Records from a data collection
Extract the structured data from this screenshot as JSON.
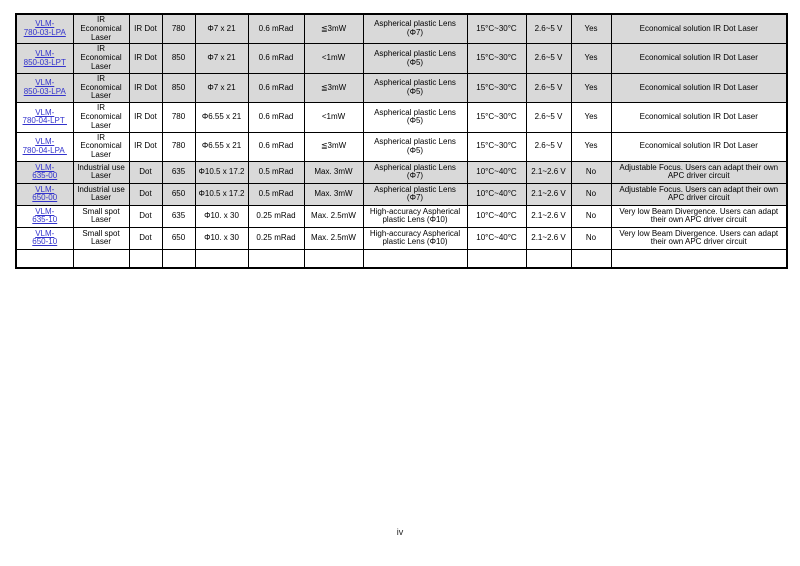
{
  "page": {
    "number_label": "iv"
  },
  "colors": {
    "row_shade": "#d9d9d9",
    "link_blue": "#3333cc",
    "border": "#000000",
    "background": "#ffffff"
  },
  "table": {
    "rows": [
      {
        "model_line1": "VLM-",
        "model_line2": "780-03-LPA",
        "category": "IR Economical Laser",
        "beam_type": "IR Dot",
        "wavelength": "780",
        "dimensions": "Φ7 x 21",
        "divergence": "0.6 mRad",
        "power": "≦3mW",
        "lens": "Aspherical plastic Lens (Φ7)",
        "temperature": "15°C~30°C",
        "voltage": "2.6~5 V",
        "apc": "Yes",
        "features": "Economical solution IR Dot Laser"
      },
      {
        "model_line1": "VLM-",
        "model_line2": "850-03-LPT",
        "category": "IR Economical Laser",
        "beam_type": "IR Dot",
        "wavelength": "850",
        "dimensions": "Φ7 x 21",
        "divergence": "0.6 mRad",
        "power": "<1mW",
        "lens": "Aspherical plastic Lens (Φ5)",
        "temperature": "15°C~30°C",
        "voltage": "2.6~5 V",
        "apc": "Yes",
        "features": "Economical solution IR Dot Laser"
      },
      {
        "model_line1": "VLM-",
        "model_line2": "850-03-LPA",
        "category": "IR Economical Laser",
        "beam_type": "IR Dot",
        "wavelength": "850",
        "dimensions": "Φ7 x 21",
        "divergence": "0.6 mRad",
        "power": "≦3mW",
        "lens": "Aspherical plastic Lens (Φ5)",
        "temperature": "15°C~30°C",
        "voltage": "2.6~5 V",
        "apc": "Yes",
        "features": "Economical solution IR Dot Laser"
      },
      {
        "model_line1": "VLM-",
        "model_line2": "780-04-LPT ",
        "category": "IR Economical Laser",
        "beam_type": "IR Dot",
        "wavelength": "780",
        "dimensions": "Φ6.55 x 21",
        "divergence": "0.6 mRad",
        "power": "<1mW",
        "lens": "Aspherical plastic Lens (Φ5)",
        "temperature": "15°C~30°C",
        "voltage": "2.6~5 V",
        "apc": "Yes",
        "features": "Economical solution IR Dot Laser"
      },
      {
        "model_line1": "VLM-",
        "model_line2": "780-04-LPA ",
        "category": "IR Economical Laser",
        "beam_type": "IR Dot",
        "wavelength": "780",
        "dimensions": "Φ6.55 x 21",
        "divergence": "0.6 mRad",
        "power": "≦3mW",
        "lens": "Aspherical plastic Lens (Φ5)",
        "temperature": "15°C~30°C",
        "voltage": "2.6~5 V",
        "apc": "Yes",
        "features": "Economical solution IR Dot Laser"
      },
      {
        "model_line1": "VLM-",
        "model_line2": "635-00",
        "category": "Industrial use Laser",
        "beam_type": "Dot",
        "wavelength": "635",
        "dimensions": "Φ10.5 x 17.2",
        "divergence": "0.5 mRad",
        "power": "Max. 3mW",
        "lens": "Aspherical plastic Lens (Φ7)",
        "temperature": "10°C~40°C",
        "voltage": "2.1~2.6 V",
        "apc": "No",
        "features": "Adjustable Focus. Users can adapt their own APC driver circuit"
      },
      {
        "model_line1": "VLM-",
        "model_line2": "650-00",
        "category": "Industrial use Laser",
        "beam_type": "Dot",
        "wavelength": "650",
        "dimensions": "Φ10.5 x 17.2",
        "divergence": "0.5 mRad",
        "power": "Max. 3mW",
        "lens": "Aspherical plastic Lens (Φ7)",
        "temperature": "10°C~40°C",
        "voltage": "2.1~2.6 V",
        "apc": "No",
        "features": "Adjustable Focus. Users can adapt their own APC driver circuit"
      },
      {
        "model_line1": "VLM-",
        "model_line2": "635-10",
        "category": "Small spot Laser",
        "beam_type": "Dot",
        "wavelength": "635",
        "dimensions": "Φ10. x 30",
        "divergence": "0.25 mRad",
        "power": "Max. 2.5mW",
        "lens": "High-accuracy Aspherical plastic Lens (Φ10)",
        "temperature": "10°C~40°C",
        "voltage": "2.1~2.6 V",
        "apc": "No",
        "features": "Very low Beam Divergence. Users can adapt their own APC driver circuit"
      },
      {
        "model_line1": "VLM-",
        "model_line2": "650-10",
        "category": "Small spot Laser",
        "beam_type": "Dot",
        "wavelength": "650",
        "dimensions": "Φ10. x 30",
        "divergence": "0.25 mRad",
        "power": "Max. 2.5mW",
        "lens": "High-accuracy Aspherical plastic Lens (Φ10)",
        "temperature": "10°C~40°C",
        "voltage": "2.1~2.6 V",
        "apc": "No",
        "features": "Very low Beam Divergence. Users can adapt their own APC driver circuit"
      }
    ]
  }
}
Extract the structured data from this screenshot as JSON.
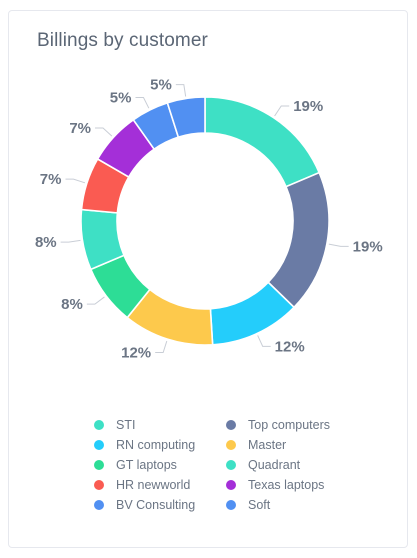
{
  "card": {
    "title": "Billings by customer"
  },
  "chart_data": {
    "type": "donut",
    "title": "Billings by customer",
    "unit": "%",
    "legend_position": "bottom",
    "categories": [
      "STI",
      "Top computers",
      "RN computing",
      "Master",
      "GT laptops",
      "Quadrant",
      "HR newworld",
      "Texas laptops",
      "BV Consulting",
      "Soft"
    ],
    "values": [
      19,
      19,
      12,
      12,
      8,
      8,
      7,
      7,
      5,
      5
    ],
    "labels": [
      "19%",
      "19%",
      "12%",
      "12%",
      "8%",
      "8%",
      "7%",
      "7%",
      "5%",
      "5%"
    ],
    "colors": [
      "#3ee0c5",
      "#6a7ba5",
      "#24cdfb",
      "#fdc94c",
      "#2ddd96",
      "#3ee0c5",
      "#fa5b52",
      "#a42fd8",
      "#5190f2",
      "#5190f2"
    ]
  },
  "legend": {
    "items": [
      {
        "label": "STI",
        "color": "#3ee0c5"
      },
      {
        "label": "Top computers",
        "color": "#6a7ba5"
      },
      {
        "label": "RN computing",
        "color": "#24cdfb"
      },
      {
        "label": "Master",
        "color": "#fdc94c"
      },
      {
        "label": "GT laptops",
        "color": "#2ddd96"
      },
      {
        "label": "Quadrant",
        "color": "#3ee0c5"
      },
      {
        "label": "HR newworld",
        "color": "#fa5b52"
      },
      {
        "label": "Texas laptops",
        "color": "#a42fd8"
      },
      {
        "label": "BV Consulting",
        "color": "#5190f2"
      },
      {
        "label": "Soft",
        "color": "#5190f2"
      }
    ]
  }
}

Problem statement:
Nothing but the pictures may be dropped; output the records above exactly.

Output for this task:
Extract the structured data from this screenshot as JSON.
{
  "page": {
    "number_label": "iv"
  },
  "colors": {
    "row_shade": "#d9d9d9",
    "link_blue": "#3333cc",
    "border": "#000000",
    "background": "#ffffff"
  },
  "table": {
    "rows": [
      {
        "model_line1": "VLM-",
        "model_line2": "780-03-LPA",
        "category": "IR Economical Laser",
        "beam_type": "IR Dot",
        "wavelength": "780",
        "dimensions": "Φ7 x 21",
        "divergence": "0.6 mRad",
        "power": "≦3mW",
        "lens": "Aspherical plastic Lens (Φ7)",
        "temperature": "15°C~30°C",
        "voltage": "2.6~5 V",
        "apc": "Yes",
        "features": "Economical solution IR Dot Laser"
      },
      {
        "model_line1": "VLM-",
        "model_line2": "850-03-LPT",
        "category": "IR Economical Laser",
        "beam_type": "IR Dot",
        "wavelength": "850",
        "dimensions": "Φ7 x 21",
        "divergence": "0.6 mRad",
        "power": "<1mW",
        "lens": "Aspherical plastic Lens (Φ5)",
        "temperature": "15°C~30°C",
        "voltage": "2.6~5 V",
        "apc": "Yes",
        "features": "Economical solution IR Dot Laser"
      },
      {
        "model_line1": "VLM-",
        "model_line2": "850-03-LPA",
        "category": "IR Economical Laser",
        "beam_type": "IR Dot",
        "wavelength": "850",
        "dimensions": "Φ7 x 21",
        "divergence": "0.6 mRad",
        "power": "≦3mW",
        "lens": "Aspherical plastic Lens (Φ5)",
        "temperature": "15°C~30°C",
        "voltage": "2.6~5 V",
        "apc": "Yes",
        "features": "Economical solution IR Dot Laser"
      },
      {
        "model_line1": "VLM-",
        "model_line2": "780-04-LPT ",
        "category": "IR Economical Laser",
        "beam_type": "IR Dot",
        "wavelength": "780",
        "dimensions": "Φ6.55 x 21",
        "divergence": "0.6 mRad",
        "power": "<1mW",
        "lens": "Aspherical plastic Lens (Φ5)",
        "temperature": "15°C~30°C",
        "voltage": "2.6~5 V",
        "apc": "Yes",
        "features": "Economical solution IR Dot Laser"
      },
      {
        "model_line1": "VLM-",
        "model_line2": "780-04-LPA ",
        "category": "IR Economical Laser",
        "beam_type": "IR Dot",
        "wavelength": "780",
        "dimensions": "Φ6.55 x 21",
        "divergence": "0.6 mRad",
        "power": "≦3mW",
        "lens": "Aspherical plastic Lens (Φ5)",
        "temperature": "15°C~30°C",
        "voltage": "2.6~5 V",
        "apc": "Yes",
        "features": "Economical solution IR Dot Laser"
      },
      {
        "model_line1": "VLM-",
        "model_line2": "635-00",
        "category": "Industrial use Laser",
        "beam_type": "Dot",
        "wavelength": "635",
        "dimensions": "Φ10.5 x 17.2",
        "divergence": "0.5 mRad",
        "power": "Max. 3mW",
        "lens": "Aspherical plastic Lens (Φ7)",
        "temperature": "10°C~40°C",
        "voltage": "2.1~2.6 V",
        "apc": "No",
        "features": "Adjustable Focus. Users can adapt their own APC driver circuit"
      },
      {
        "model_line1": "VLM-",
        "model_line2": "650-00",
        "category": "Industrial use Laser",
        "beam_type": "Dot",
        "wavelength": "650",
        "dimensions": "Φ10.5 x 17.2",
        "divergence": "0.5 mRad",
        "power": "Max. 3mW",
        "lens": "Aspherical plastic Lens (Φ7)",
        "temperature": "10°C~40°C",
        "voltage": "2.1~2.6 V",
        "apc": "No",
        "features": "Adjustable Focus. Users can adapt their own APC driver circuit"
      },
      {
        "model_line1": "VLM-",
        "model_line2": "635-10",
        "category": "Small spot Laser",
        "beam_type": "Dot",
        "wavelength": "635",
        "dimensions": "Φ10. x 30",
        "divergence": "0.25 mRad",
        "power": "Max. 2.5mW",
        "lens": "High-accuracy Aspherical plastic Lens (Φ10)",
        "temperature": "10°C~40°C",
        "voltage": "2.1~2.6 V",
        "apc": "No",
        "features": "Very low Beam Divergence. Users can adapt their own APC driver circuit"
      },
      {
        "model_line1": "VLM-",
        "model_line2": "650-10",
        "category": "Small spot Laser",
        "beam_type": "Dot",
        "wavelength": "650",
        "dimensions": "Φ10. x 30",
        "divergence": "0.25 mRad",
        "power": "Max. 2.5mW",
        "lens": "High-accuracy Aspherical plastic Lens (Φ10)",
        "temperature": "10°C~40°C",
        "voltage": "2.1~2.6 V",
        "apc": "No",
        "features": "Very low Beam Divergence. Users can adapt their own APC driver circuit"
      }
    ]
  }
}
Extract the structured data from this screenshot as JSON.
{
  "card": {
    "title": "Billings by customer"
  },
  "chart_data": {
    "type": "donut",
    "title": "Billings by customer",
    "unit": "%",
    "legend_position": "bottom",
    "categories": [
      "STI",
      "Top computers",
      "RN computing",
      "Master",
      "GT laptops",
      "Quadrant",
      "HR newworld",
      "Texas laptops",
      "BV Consulting",
      "Soft"
    ],
    "values": [
      19,
      19,
      12,
      12,
      8,
      8,
      7,
      7,
      5,
      5
    ],
    "labels": [
      "19%",
      "19%",
      "12%",
      "12%",
      "8%",
      "8%",
      "7%",
      "7%",
      "5%",
      "5%"
    ],
    "colors": [
      "#3ee0c5",
      "#6a7ba5",
      "#24cdfb",
      "#fdc94c",
      "#2ddd96",
      "#3ee0c5",
      "#fa5b52",
      "#a42fd8",
      "#5190f2",
      "#5190f2"
    ]
  },
  "legend": {
    "items": [
      {
        "label": "STI",
        "color": "#3ee0c5"
      },
      {
        "label": "Top computers",
        "color": "#6a7ba5"
      },
      {
        "label": "RN computing",
        "color": "#24cdfb"
      },
      {
        "label": "Master",
        "color": "#fdc94c"
      },
      {
        "label": "GT laptops",
        "color": "#2ddd96"
      },
      {
        "label": "Quadrant",
        "color": "#3ee0c5"
      },
      {
        "label": "HR newworld",
        "color": "#fa5b52"
      },
      {
        "label": "Texas laptops",
        "color": "#a42fd8"
      },
      {
        "label": "BV Consulting",
        "color": "#5190f2"
      },
      {
        "label": "Soft",
        "color": "#5190f2"
      }
    ]
  }
}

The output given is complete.